Do not carry the pictures over; copy every other part of the entries exactly.

§ Listing
-- Begin --

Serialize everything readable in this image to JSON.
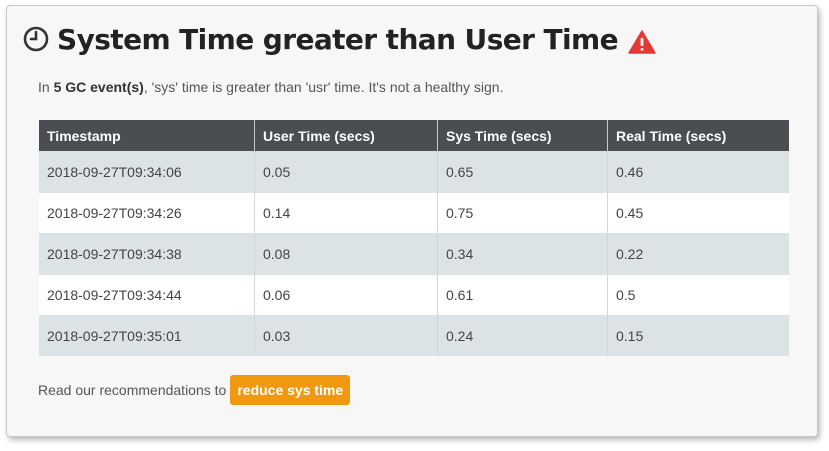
{
  "header": {
    "title": "System Time greater than User Time",
    "clock_icon": "clock-icon",
    "warning_icon": "warning-icon",
    "warning_color": "#e53935"
  },
  "description": {
    "prefix": "In ",
    "highlight": "5 GC event(s)",
    "suffix": ", 'sys' time is greater than 'usr' time. It's not a healthy sign."
  },
  "table": {
    "columns": [
      "Timestamp",
      "User Time (secs)",
      "Sys Time (secs)",
      "Real Time (secs)"
    ],
    "rows": [
      [
        "2018-09-27T09:34:06",
        "0.05",
        "0.65",
        "0.46"
      ],
      [
        "2018-09-27T09:34:26",
        "0.14",
        "0.75",
        "0.45"
      ],
      [
        "2018-09-27T09:34:38",
        "0.08",
        "0.34",
        "0.22"
      ],
      [
        "2018-09-27T09:34:44",
        "0.06",
        "0.61",
        "0.5"
      ],
      [
        "2018-09-27T09:35:01",
        "0.03",
        "0.24",
        "0.15"
      ]
    ]
  },
  "recommendation": {
    "text": "Read our recommendations to",
    "button_label": "reduce sys time",
    "button_color": "#f0980f"
  }
}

-- End --

§ Result of this task
Serialize everything readable in this image to JSON.
{
  "header": {
    "title": "System Time greater than User Time",
    "clock_icon": "clock-icon",
    "warning_icon": "warning-icon",
    "warning_color": "#e53935"
  },
  "description": {
    "prefix": "In ",
    "highlight": "5 GC event(s)",
    "suffix": ", 'sys' time is greater than 'usr' time. It's not a healthy sign."
  },
  "table": {
    "columns": [
      "Timestamp",
      "User Time (secs)",
      "Sys Time (secs)",
      "Real Time (secs)"
    ],
    "rows": [
      [
        "2018-09-27T09:34:06",
        "0.05",
        "0.65",
        "0.46"
      ],
      [
        "2018-09-27T09:34:26",
        "0.14",
        "0.75",
        "0.45"
      ],
      [
        "2018-09-27T09:34:38",
        "0.08",
        "0.34",
        "0.22"
      ],
      [
        "2018-09-27T09:34:44",
        "0.06",
        "0.61",
        "0.5"
      ],
      [
        "2018-09-27T09:35:01",
        "0.03",
        "0.24",
        "0.15"
      ]
    ]
  },
  "recommendation": {
    "text": "Read our recommendations to",
    "button_label": "reduce sys time",
    "button_color": "#f0980f"
  }
}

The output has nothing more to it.